#### GOAL
Output each entry that follows exactly. Images stay out.

Part of a data file
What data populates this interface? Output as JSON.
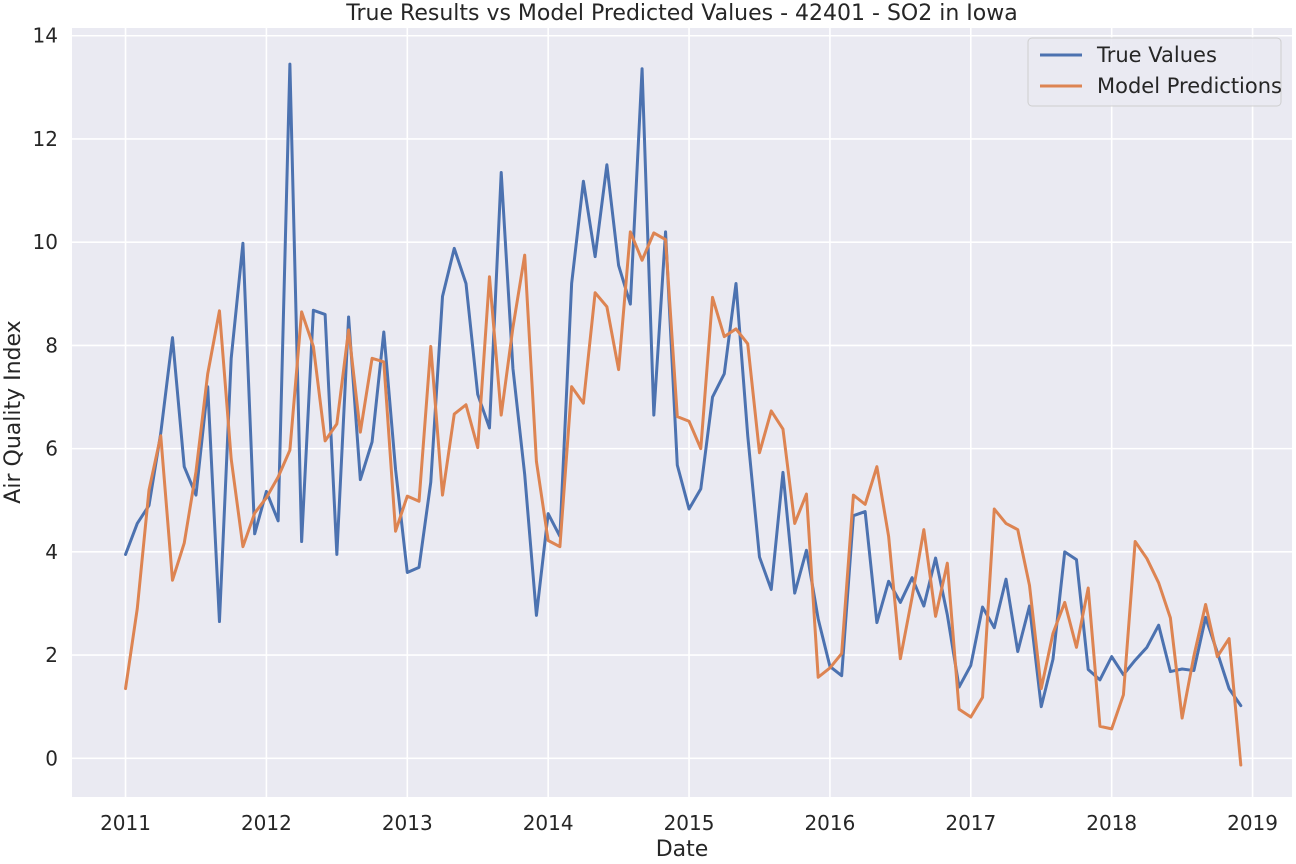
{
  "chart_data": {
    "type": "line",
    "title": "True Results vs Model Predicted Values - 42401 - SO2 in Iowa",
    "xlabel": "Date",
    "ylabel": "Air Quality Index",
    "x_start": "2011-01",
    "x_step": "1 month",
    "xlim": [
      2010.62,
      2019.28
    ],
    "ylim": [
      -0.75,
      14.15
    ],
    "xticks": [
      "2011",
      "2012",
      "2013",
      "2014",
      "2015",
      "2016",
      "2017",
      "2018",
      "2019"
    ],
    "yticks": [
      "0",
      "2",
      "4",
      "6",
      "8",
      "10",
      "12",
      "14"
    ],
    "grid": true,
    "legend_position": "top-right",
    "background": "#eaeaf2",
    "series": [
      {
        "name": "True Values",
        "color": "#4c72b0",
        "values": [
          3.95,
          4.55,
          4.9,
          6.3,
          8.15,
          5.65,
          5.1,
          7.2,
          2.65,
          7.75,
          9.98,
          4.35,
          5.17,
          4.6,
          13.45,
          4.2,
          8.68,
          8.6,
          3.95,
          8.55,
          5.4,
          6.13,
          8.26,
          5.6,
          3.6,
          3.7,
          5.35,
          8.95,
          9.88,
          9.2,
          7.05,
          6.4,
          11.35,
          7.55,
          5.5,
          2.77,
          4.74,
          4.3,
          9.2,
          11.18,
          9.72,
          11.5,
          9.55,
          8.8,
          13.36,
          6.65,
          10.2,
          5.68,
          4.83,
          5.22,
          7.0,
          7.45,
          9.2,
          6.25,
          3.9,
          3.27,
          5.54,
          3.2,
          4.03,
          2.7,
          1.78,
          1.6,
          4.7,
          4.78,
          2.63,
          3.43,
          3.02,
          3.5,
          2.95,
          3.88,
          2.78,
          1.38,
          1.8,
          2.93,
          2.53,
          3.47,
          2.07,
          2.95,
          1.0,
          1.92,
          4.0,
          3.85,
          1.72,
          1.52,
          1.97,
          1.62,
          1.9,
          2.15,
          2.58,
          1.68,
          1.73,
          1.7,
          2.73,
          2.05,
          1.35,
          1.02
        ]
      },
      {
        "name": "Model Predictions",
        "color": "#dd8452",
        "values": [
          1.35,
          2.9,
          5.2,
          6.25,
          3.45,
          4.17,
          5.55,
          7.45,
          8.67,
          5.8,
          4.1,
          4.75,
          5.05,
          5.45,
          5.97,
          8.65,
          7.98,
          6.15,
          6.48,
          8.3,
          6.32,
          7.75,
          7.68,
          4.4,
          5.08,
          4.98,
          7.98,
          5.1,
          6.67,
          6.85,
          6.02,
          9.33,
          6.65,
          8.35,
          9.75,
          5.75,
          4.22,
          4.1,
          7.2,
          6.88,
          9.02,
          8.75,
          7.53,
          10.2,
          9.65,
          10.18,
          10.05,
          6.62,
          6.53,
          6.0,
          8.93,
          8.17,
          8.32,
          8.03,
          5.92,
          6.73,
          6.38,
          4.55,
          5.12,
          1.57,
          1.75,
          2.03,
          5.1,
          4.92,
          5.65,
          4.3,
          1.93,
          3.12,
          4.43,
          2.75,
          3.78,
          0.95,
          0.8,
          1.18,
          4.83,
          4.55,
          4.43,
          3.35,
          1.35,
          2.42,
          3.02,
          2.15,
          3.3,
          0.62,
          0.57,
          1.23,
          4.2,
          3.87,
          3.4,
          2.72,
          0.78,
          1.98,
          2.98,
          1.97,
          2.32,
          -0.13
        ]
      }
    ]
  }
}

#### EXPECTED ANSWER
What data populates this interface? Output as JSON.
{
  "chart_data": {
    "type": "line",
    "title": "True Results vs Model Predicted Values - 42401 - SO2 in Iowa",
    "xlabel": "Date",
    "ylabel": "Air Quality Index",
    "x_start": "2011-01",
    "x_step": "1 month",
    "xlim": [
      2010.62,
      2019.28
    ],
    "ylim": [
      -0.75,
      14.15
    ],
    "xticks": [
      "2011",
      "2012",
      "2013",
      "2014",
      "2015",
      "2016",
      "2017",
      "2018",
      "2019"
    ],
    "yticks": [
      "0",
      "2",
      "4",
      "6",
      "8",
      "10",
      "12",
      "14"
    ],
    "grid": true,
    "legend_position": "top-right",
    "background": "#eaeaf2",
    "series": [
      {
        "name": "True Values",
        "color": "#4c72b0",
        "values": [
          3.95,
          4.55,
          4.9,
          6.3,
          8.15,
          5.65,
          5.1,
          7.2,
          2.65,
          7.75,
          9.98,
          4.35,
          5.17,
          4.6,
          13.45,
          4.2,
          8.68,
          8.6,
          3.95,
          8.55,
          5.4,
          6.13,
          8.26,
          5.6,
          3.6,
          3.7,
          5.35,
          8.95,
          9.88,
          9.2,
          7.05,
          6.4,
          11.35,
          7.55,
          5.5,
          2.77,
          4.74,
          4.3,
          9.2,
          11.18,
          9.72,
          11.5,
          9.55,
          8.8,
          13.36,
          6.65,
          10.2,
          5.68,
          4.83,
          5.22,
          7.0,
          7.45,
          9.2,
          6.25,
          3.9,
          3.27,
          5.54,
          3.2,
          4.03,
          2.7,
          1.78,
          1.6,
          4.7,
          4.78,
          2.63,
          3.43,
          3.02,
          3.5,
          2.95,
          3.88,
          2.78,
          1.38,
          1.8,
          2.93,
          2.53,
          3.47,
          2.07,
          2.95,
          1.0,
          1.92,
          4.0,
          3.85,
          1.72,
          1.52,
          1.97,
          1.62,
          1.9,
          2.15,
          2.58,
          1.68,
          1.73,
          1.7,
          2.73,
          2.05,
          1.35,
          1.02
        ]
      },
      {
        "name": "Model Predictions",
        "color": "#dd8452",
        "values": [
          1.35,
          2.9,
          5.2,
          6.25,
          3.45,
          4.17,
          5.55,
          7.45,
          8.67,
          5.8,
          4.1,
          4.75,
          5.05,
          5.45,
          5.97,
          8.65,
          7.98,
          6.15,
          6.48,
          8.3,
          6.32,
          7.75,
          7.68,
          4.4,
          5.08,
          4.98,
          7.98,
          5.1,
          6.67,
          6.85,
          6.02,
          9.33,
          6.65,
          8.35,
          9.75,
          5.75,
          4.22,
          4.1,
          7.2,
          6.88,
          9.02,
          8.75,
          7.53,
          10.2,
          9.65,
          10.18,
          10.05,
          6.62,
          6.53,
          6.0,
          8.93,
          8.17,
          8.32,
          8.03,
          5.92,
          6.73,
          6.38,
          4.55,
          5.12,
          1.57,
          1.75,
          2.03,
          5.1,
          4.92,
          5.65,
          4.3,
          1.93,
          3.12,
          4.43,
          2.75,
          3.78,
          0.95,
          0.8,
          1.18,
          4.83,
          4.55,
          4.43,
          3.35,
          1.35,
          2.42,
          3.02,
          2.15,
          3.3,
          0.62,
          0.57,
          1.23,
          4.2,
          3.87,
          3.4,
          2.72,
          0.78,
          1.98,
          2.98,
          1.97,
          2.32,
          -0.13
        ]
      }
    ]
  }
}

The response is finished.